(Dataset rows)
☆ ☆ ☆

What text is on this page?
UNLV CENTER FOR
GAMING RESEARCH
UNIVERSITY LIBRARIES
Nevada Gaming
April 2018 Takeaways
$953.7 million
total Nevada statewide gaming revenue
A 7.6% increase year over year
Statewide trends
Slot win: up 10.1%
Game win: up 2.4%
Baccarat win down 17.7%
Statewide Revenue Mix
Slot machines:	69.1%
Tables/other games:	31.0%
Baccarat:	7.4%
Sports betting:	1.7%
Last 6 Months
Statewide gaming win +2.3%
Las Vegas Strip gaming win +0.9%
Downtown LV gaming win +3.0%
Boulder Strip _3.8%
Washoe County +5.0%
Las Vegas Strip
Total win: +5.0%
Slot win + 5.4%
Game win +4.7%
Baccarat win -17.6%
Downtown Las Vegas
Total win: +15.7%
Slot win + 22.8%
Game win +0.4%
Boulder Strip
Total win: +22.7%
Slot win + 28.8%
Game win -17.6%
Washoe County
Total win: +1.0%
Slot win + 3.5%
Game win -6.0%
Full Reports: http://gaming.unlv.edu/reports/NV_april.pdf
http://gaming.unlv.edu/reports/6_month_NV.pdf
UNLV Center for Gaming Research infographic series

☆ ☆ ☆

THE PROBLEM:
Write each line above out exactly.

REPLY TO THE TASK:
What text is on this page?
UNLV CENTER FOR
GAMING RESEARCH
UNIVERSITY LIBRARIES
Nevada Gaming
April 2018 Takeaways
$953.7 million
total Nevada statewide gaming revenue
A 7.6% increase year over year
Statewide trends
Slot win: up 10.1%
Game win: up 2.4%
Baccarat win down 17.7%
Statewide Revenue Mix
Slot machines:	69.1%
Tables/other games:	31.0%
Baccarat:	7.4%
Sports betting:	1.7%
Last 6 Months
Statewide gaming win +2.3%
Las Vegas Strip gaming win +0.9%
Downtown LV gaming win +3.0%
Boulder Strip _3.8%
Washoe County +5.0%
Las Vegas Strip
Total win: +5.0%
Slot win + 5.4%
Game win +4.7%
Baccarat win -17.6%
Downtown Las Vegas
Total win: +15.7%
Slot win + 22.8%
Game win +0.4%
Boulder Strip
Total win: +22.7%
Slot win + 28.8%
Game win -17.6%
Washoe County
Total win: +1.0%
Slot win + 3.5%
Game win -6.0%
Full Reports: http://gaming.unlv.edu/reports/NV_april.pdf
http://gaming.unlv.edu/reports/6_month_NV.pdf
UNLV Center for Gaming Research infographic series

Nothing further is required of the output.